[KUTIPAN DOKUMEN]
************
Jumat, 16 September 2011

Resensi Buku Islam Lokal: Akulturasi Islam di Bumi Sasak


Kemana Islam Lokal-Ku: Islam Sasak Sebagi Local Genius ?!
Oleh: Adi Fadli
(Pengasuh Ponpes Tahfizhul Qur’an al-Furqon Batu Kuta Narmada)

Judul               : Islam Lokal: Akulturasi Islam di Bumi Sasak
Penulis            : Muhammad Ahyar Fadly
Penerbit          : STAIIQ Press
Tahun             : Maret 2008
Cetakan           : Pertama


            Agama apapun yang datang ke dunia tidak memasuki ruang vakum budaya. Ungkapan Komaruddin Hidayat ini dalam tulisannya Ketika Agama Menyejarah adalah sangat wajar sekali, karena bilamana Islam lahir di Jazirah Arabia, saat itu pula sudah berkembang dan mengakar keyakinan-keyakinan agama dari pada nabi sebelumnya. (hlm. xiii)
            Demikian pula halnya, ketika Islam mengaliri setiap benua, pulau dan pada akhirnya sampai ke Tanah Sasak pada abad ke-16, Islam tidak datang sebagai tsunami yang menghanyutkan segala apa di hadapannya dan bukan sebagai api yang membakar segala sesuatu menjadi abu tanpa adanya pertanyaan. Islam hadir bagai sungai yang mencari liukan dan kelokan ketika terbentur dengan bebatuan besar yang keras, yang walau terkadang melompati dan membasahinya; Islam ada hanya untuk mensejahterakan semesta (rahmatan lil’ālamīna) dan meneduhkan setiap hati dan jiwa yang memandangnya.
************
[LATIHAN A]
Tuliskan ulang bagian resensi buku mulai dari "Judul               : Islam" hingga dan termasuk "sebelumnya. (hlm. xiii)", dengan mengganti "Jazirah Arabia" menjadi "Semenanjung Arab".
Teks di atas dan catatan berikut berasal dari sumber yang berbeda.

Baris data
************
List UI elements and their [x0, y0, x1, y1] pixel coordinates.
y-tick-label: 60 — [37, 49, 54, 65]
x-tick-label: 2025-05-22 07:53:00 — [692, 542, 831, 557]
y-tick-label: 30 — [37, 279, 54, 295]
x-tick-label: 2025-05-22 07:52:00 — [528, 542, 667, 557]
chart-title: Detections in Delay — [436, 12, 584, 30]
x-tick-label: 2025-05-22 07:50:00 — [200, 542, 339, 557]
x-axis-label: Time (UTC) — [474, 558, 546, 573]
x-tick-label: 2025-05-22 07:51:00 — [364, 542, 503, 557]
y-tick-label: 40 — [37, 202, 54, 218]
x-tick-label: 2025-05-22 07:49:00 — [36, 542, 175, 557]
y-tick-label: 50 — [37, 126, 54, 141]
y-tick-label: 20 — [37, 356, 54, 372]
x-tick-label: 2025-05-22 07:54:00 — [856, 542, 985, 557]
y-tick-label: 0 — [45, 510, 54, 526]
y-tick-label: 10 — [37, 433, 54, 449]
************
[LATIHAN B]
Kutip persis baris-baris catatan dari baris pertama hingga dan termasuk baris yang memuat "x-tick-label: 2025-05-22 07:52:00".

[JAWABAN TERTULIS A]
Judul               : Islam Lokal: Akulturasi Islam di Bumi Sasak
Penulis            : Muhammad Ahyar Fadly
Penerbit          : STAIIQ Press
Tahun             : Maret 2008
Cetakan           : Pertama


            Agama apapun yang datang ke dunia tidak memasuki ruang vakum budaya. Ungkapan Komaruddin Hidayat ini dalam tulisannya Ketika Agama Menyejarah adalah sangat wajar sekali, karena bilamana Islam lahir di Semenanjung Arab, saat itu pula sudah berkembang dan mengakar keyakinan-keyakinan agama dari pada nabi sebelumnya. (hlm. xiii)

[JAWABAN TERTULIS B]
List UI elements and their [x0, y0, x1, y1] pixel coordinates.
y-tick-label: 60 — [37, 49, 54, 65]
x-tick-label: 2025-05-22 07:53:00 — [692, 542, 831, 557]
y-tick-label: 30 — [37, 279, 54, 295]
x-tick-label: 2025-05-22 07:52:00 — [528, 542, 667, 557]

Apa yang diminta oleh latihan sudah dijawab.